**Job**
Extract every line that includes the string "ปลอดเช".

--- Start Dataset records ---

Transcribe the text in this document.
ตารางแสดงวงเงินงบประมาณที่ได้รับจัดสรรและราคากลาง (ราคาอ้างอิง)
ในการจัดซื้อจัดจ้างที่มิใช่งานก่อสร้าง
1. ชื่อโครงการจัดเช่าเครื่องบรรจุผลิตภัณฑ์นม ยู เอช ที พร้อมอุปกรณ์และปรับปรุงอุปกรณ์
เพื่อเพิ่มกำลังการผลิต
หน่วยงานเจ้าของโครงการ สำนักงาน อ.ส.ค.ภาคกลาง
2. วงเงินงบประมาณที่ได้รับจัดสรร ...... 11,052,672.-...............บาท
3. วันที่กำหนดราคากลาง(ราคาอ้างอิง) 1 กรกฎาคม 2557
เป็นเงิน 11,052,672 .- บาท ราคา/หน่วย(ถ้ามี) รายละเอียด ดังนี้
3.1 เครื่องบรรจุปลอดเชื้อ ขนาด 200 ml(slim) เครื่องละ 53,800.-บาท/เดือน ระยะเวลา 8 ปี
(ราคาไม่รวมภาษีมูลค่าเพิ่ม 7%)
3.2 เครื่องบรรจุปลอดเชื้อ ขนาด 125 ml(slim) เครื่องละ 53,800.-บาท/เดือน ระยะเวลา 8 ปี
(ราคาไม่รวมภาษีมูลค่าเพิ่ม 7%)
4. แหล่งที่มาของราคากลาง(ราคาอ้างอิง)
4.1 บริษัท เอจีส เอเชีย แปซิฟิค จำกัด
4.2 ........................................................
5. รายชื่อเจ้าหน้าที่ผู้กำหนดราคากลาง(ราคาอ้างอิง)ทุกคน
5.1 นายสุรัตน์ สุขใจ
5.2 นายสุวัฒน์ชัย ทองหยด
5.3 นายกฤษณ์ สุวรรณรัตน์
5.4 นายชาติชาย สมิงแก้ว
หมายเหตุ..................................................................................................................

--- End Dataset records ---

**Task response**
3.1 เครื่องบรรจุปลอดเชื้อ ขนาด 200 ml(slim) เครื่องละ 53,800.-บาท/เดือน ระยะเวลา 8 ปี
3.2 เครื่องบรรจุปลอดเชื้อ ขนาด 125 ml(slim) เครื่องละ 53,800.-บาท/เดือน ระยะเวลา 8 ปี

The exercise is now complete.